Start of Exercise material

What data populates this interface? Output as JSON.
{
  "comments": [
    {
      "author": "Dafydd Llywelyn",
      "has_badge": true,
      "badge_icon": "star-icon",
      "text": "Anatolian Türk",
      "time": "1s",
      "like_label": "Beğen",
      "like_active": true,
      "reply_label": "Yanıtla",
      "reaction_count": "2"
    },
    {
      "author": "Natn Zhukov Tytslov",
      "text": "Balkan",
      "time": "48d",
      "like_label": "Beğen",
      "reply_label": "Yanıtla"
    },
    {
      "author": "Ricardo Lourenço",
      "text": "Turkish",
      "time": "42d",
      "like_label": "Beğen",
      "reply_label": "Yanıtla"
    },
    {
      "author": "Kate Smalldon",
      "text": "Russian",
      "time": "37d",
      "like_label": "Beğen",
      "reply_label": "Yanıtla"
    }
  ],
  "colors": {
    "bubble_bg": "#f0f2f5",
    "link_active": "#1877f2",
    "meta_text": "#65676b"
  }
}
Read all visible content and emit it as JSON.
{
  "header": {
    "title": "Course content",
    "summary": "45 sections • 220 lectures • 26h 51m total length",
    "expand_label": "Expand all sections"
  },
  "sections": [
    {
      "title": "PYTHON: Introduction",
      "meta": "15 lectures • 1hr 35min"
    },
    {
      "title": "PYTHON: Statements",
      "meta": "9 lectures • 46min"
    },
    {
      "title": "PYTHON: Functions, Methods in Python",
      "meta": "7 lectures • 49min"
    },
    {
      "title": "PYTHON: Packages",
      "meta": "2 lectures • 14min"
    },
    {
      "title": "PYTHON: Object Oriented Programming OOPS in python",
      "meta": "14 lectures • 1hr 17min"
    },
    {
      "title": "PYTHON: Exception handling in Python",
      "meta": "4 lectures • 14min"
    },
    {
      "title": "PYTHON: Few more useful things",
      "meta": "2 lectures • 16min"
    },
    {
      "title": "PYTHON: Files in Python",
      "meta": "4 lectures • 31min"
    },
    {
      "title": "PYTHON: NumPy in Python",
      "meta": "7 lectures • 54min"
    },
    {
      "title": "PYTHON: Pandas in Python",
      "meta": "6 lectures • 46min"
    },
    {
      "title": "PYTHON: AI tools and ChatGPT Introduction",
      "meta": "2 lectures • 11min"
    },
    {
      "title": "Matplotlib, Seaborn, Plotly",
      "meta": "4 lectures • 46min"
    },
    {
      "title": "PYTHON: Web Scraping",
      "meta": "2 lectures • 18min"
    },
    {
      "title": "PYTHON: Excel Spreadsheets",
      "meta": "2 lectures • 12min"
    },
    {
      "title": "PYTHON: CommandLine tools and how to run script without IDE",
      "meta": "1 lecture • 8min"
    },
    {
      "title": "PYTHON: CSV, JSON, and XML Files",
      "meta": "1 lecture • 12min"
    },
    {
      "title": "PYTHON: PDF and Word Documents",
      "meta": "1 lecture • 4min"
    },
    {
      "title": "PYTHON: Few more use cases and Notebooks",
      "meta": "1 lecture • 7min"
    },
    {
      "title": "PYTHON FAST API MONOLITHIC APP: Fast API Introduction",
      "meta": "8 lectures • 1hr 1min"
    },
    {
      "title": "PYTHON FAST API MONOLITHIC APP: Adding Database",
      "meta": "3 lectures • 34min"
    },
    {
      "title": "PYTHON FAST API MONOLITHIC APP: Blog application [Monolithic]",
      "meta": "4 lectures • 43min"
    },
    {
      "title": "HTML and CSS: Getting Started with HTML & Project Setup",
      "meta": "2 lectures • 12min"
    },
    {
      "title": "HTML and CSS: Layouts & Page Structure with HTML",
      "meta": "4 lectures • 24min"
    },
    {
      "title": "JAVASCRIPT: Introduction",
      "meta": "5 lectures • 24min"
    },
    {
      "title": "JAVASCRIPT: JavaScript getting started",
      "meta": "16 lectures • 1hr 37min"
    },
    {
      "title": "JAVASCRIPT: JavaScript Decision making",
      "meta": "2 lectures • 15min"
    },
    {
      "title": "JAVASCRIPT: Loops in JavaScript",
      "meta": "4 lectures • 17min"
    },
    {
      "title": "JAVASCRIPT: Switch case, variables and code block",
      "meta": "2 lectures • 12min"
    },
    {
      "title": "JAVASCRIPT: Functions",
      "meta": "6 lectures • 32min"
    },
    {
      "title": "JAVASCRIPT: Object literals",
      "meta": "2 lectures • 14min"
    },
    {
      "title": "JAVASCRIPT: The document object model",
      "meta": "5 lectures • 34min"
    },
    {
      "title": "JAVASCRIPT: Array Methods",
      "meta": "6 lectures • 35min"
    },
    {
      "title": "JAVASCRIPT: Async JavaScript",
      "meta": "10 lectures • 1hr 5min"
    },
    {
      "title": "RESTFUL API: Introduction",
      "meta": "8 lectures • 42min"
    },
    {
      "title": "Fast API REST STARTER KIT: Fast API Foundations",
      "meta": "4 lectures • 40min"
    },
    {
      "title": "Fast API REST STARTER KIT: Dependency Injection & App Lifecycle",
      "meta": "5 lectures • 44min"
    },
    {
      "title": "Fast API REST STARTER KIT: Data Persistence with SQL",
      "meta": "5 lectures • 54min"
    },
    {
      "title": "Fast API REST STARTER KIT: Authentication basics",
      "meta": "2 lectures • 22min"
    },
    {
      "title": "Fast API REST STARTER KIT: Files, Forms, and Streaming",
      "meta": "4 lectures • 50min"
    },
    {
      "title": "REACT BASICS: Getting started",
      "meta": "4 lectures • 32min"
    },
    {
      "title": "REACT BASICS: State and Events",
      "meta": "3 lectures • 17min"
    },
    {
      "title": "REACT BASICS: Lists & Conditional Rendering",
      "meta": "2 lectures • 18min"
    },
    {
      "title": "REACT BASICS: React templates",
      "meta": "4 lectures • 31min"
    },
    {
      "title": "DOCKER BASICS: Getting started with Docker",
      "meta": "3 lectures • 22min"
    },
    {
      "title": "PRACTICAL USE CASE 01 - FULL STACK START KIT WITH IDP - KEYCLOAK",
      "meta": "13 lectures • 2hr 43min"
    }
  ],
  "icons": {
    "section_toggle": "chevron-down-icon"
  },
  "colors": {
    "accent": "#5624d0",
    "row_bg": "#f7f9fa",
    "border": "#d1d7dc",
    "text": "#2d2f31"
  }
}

End of Exercise material

__Instructions to follow__:
Return every entry exactly as given.

__Answer to this exercise__:
What data populates this interface? Output as JSON.
{
  "comments": [
    {
      "author": "Dafydd Llywelyn",
      "has_badge": true,
      "badge_icon": "star-icon",
      "text": "Anatolian Türk",
      "time": "1s",
      "like_label": "Beğen",
      "like_active": true,
      "reply_label": "Yanıtla",
      "reaction_count": "2"
    },
    {
      "author": "Natn Zhukov Tytslov",
      "text": "Balkan",
      "time": "48d",
      "like_label": "Beğen",
      "reply_label": "Yanıtla"
    },
    {
      "author": "Ricardo Lourenço",
      "text": "Turkish",
      "time": "42d",
      "like_label": "Beğen",
      "reply_label": "Yanıtla"
    },
    {
      "author": "Kate Smalldon",
      "text": "Russian",
      "time": "37d",
      "like_label": "Beğen",
      "reply_label": "Yanıtla"
    }
  ],
  "colors": {
    "bubble_bg": "#f0f2f5",
    "link_active": "#1877f2",
    "meta_text": "#65676b"
  }
}
Read all visible content and emit it as JSON.
{
  "header": {
    "title": "Course content",
    "summary": "45 sections • 220 lectures • 26h 51m total length",
    "expand_label": "Expand all sections"
  },
  "sections": [
    {
      "title": "PYTHON: Introduction",
      "meta": "15 lectures • 1hr 35min"
    },
    {
      "title": "PYTHON: Statements",
      "meta": "9 lectures • 46min"
    },
    {
      "title": "PYTHON: Functions, Methods in Python",
      "meta": "7 lectures • 49min"
    },
    {
      "title": "PYTHON: Packages",
      "meta": "2 lectures • 14min"
    },
    {
      "title": "PYTHON: Object Oriented Programming OOPS in python",
      "meta": "14 lectures • 1hr 17min"
    },
    {
      "title": "PYTHON: Exception handling in Python",
      "meta": "4 lectures • 14min"
    },
    {
      "title": "PYTHON: Few more useful things",
      "meta": "2 lectures • 16min"
    },
    {
      "title": "PYTHON: Files in Python",
      "meta": "4 lectures • 31min"
    },
    {
      "title": "PYTHON: NumPy in Python",
      "meta": "7 lectures • 54min"
    },
    {
      "title": "PYTHON: Pandas in Python",
      "meta": "6 lectures • 46min"
    },
    {
      "title": "PYTHON: AI tools and ChatGPT Introduction",
      "meta": "2 lectures • 11min"
    },
    {
      "title": "Matplotlib, Seaborn, Plotly",
      "meta": "4 lectures • 46min"
    },
    {
      "title": "PYTHON: Web Scraping",
      "meta": "2 lectures • 18min"
    },
    {
      "title": "PYTHON: Excel Spreadsheets",
      "meta": "2 lectures • 12min"
    },
    {
      "title": "PYTHON: CommandLine tools and how to run script without IDE",
      "meta": "1 lecture • 8min"
    },
    {
      "title": "PYTHON: CSV, JSON, and XML Files",
      "meta": "1 lecture • 12min"
    },
    {
      "title": "PYTHON: PDF and Word Documents",
      "meta": "1 lecture • 4min"
    },
    {
      "title": "PYTHON: Few more use cases and Notebooks",
      "meta": "1 lecture • 7min"
    },
    {
      "title": "PYTHON FAST API MONOLITHIC APP: Fast API Introduction",
      "meta": "8 lectures • 1hr 1min"
    },
    {
      "title": "PYTHON FAST API MONOLITHIC APP: Adding Database",
      "meta": "3 lectures • 34min"
    },
    {
      "title": "PYTHON FAST API MONOLITHIC APP: Blog application [Monolithic]",
      "meta": "4 lectures • 43min"
    },
    {
      "title": "HTML and CSS: Getting Started with HTML & Project Setup",
      "meta": "2 lectures • 12min"
    },
    {
      "title": "HTML and CSS: Layouts & Page Structure with HTML",
      "meta": "4 lectures • 24min"
    },
    {
      "title": "JAVASCRIPT: Introduction",
      "meta": "5 lectures • 24min"
    },
    {
      "title": "JAVASCRIPT: JavaScript getting started",
      "meta": "16 lectures • 1hr 37min"
    },
    {
      "title": "JAVASCRIPT: JavaScript Decision making",
      "meta": "2 lectures • 15min"
    },
    {
      "title": "JAVASCRIPT: Loops in JavaScript",
      "meta": "4 lectures • 17min"
    },
    {
      "title": "JAVASCRIPT: Switch case, variables and code block",
      "meta": "2 lectures • 12min"
    },
    {
      "title": "JAVASCRIPT: Functions",
      "meta": "6 lectures • 32min"
    },
    {
      "title": "JAVASCRIPT: Object literals",
      "meta": "2 lectures • 14min"
    },
    {
      "title": "JAVASCRIPT: The document object model",
      "meta": "5 lectures • 34min"
    },
    {
      "title": "JAVASCRIPT: Array Methods",
      "meta": "6 lectures • 35min"
    },
    {
      "title": "JAVASCRIPT: Async JavaScript",
      "meta": "10 lectures • 1hr 5min"
    },
    {
      "title": "RESTFUL API: Introduction",
      "meta": "8 lectures • 42min"
    },
    {
      "title": "Fast API REST STARTER KIT: Fast API Foundations",
      "meta": "4 lectures • 40min"
    },
    {
      "title": "Fast API REST STARTER KIT: Dependency Injection & App Lifecycle",
      "meta": "5 lectures • 44min"
    },
    {
      "title": "Fast API REST STARTER KIT: Data Persistence with SQL",
      "meta": "5 lectures • 54min"
    },
    {
      "title": "Fast API REST STARTER KIT: Authentication basics",
      "meta": "2 lectures • 22min"
    },
    {
      "title": "Fast API REST STARTER KIT: Files, Forms, and Streaming",
      "meta": "4 lectures • 50min"
    },
    {
      "title": "REACT BASICS: Getting started",
      "meta": "4 lectures • 32min"
    },
    {
      "title": "REACT BASICS: State and Events",
      "meta": "3 lectures • 17min"
    },
    {
      "title": "REACT BASICS: Lists & Conditional Rendering",
      "meta": "2 lectures • 18min"
    },
    {
      "title": "REACT BASICS: React templates",
      "meta": "4 lectures • 31min"
    },
    {
      "title": "DOCKER BASICS: Getting started with Docker",
      "meta": "3 lectures • 22min"
    },
    {
      "title": "PRACTICAL USE CASE 01 - FULL STACK START KIT WITH IDP - KEYCLOAK",
      "meta": "13 lectures • 2hr 43min"
    }
  ],
  "icons": {
    "section_toggle": "chevron-down-icon"
  },
  "colors": {
    "accent": "#5624d0",
    "row_bg": "#f7f9fa",
    "border": "#d1d7dc",
    "text": "#2d2f31"
  }
}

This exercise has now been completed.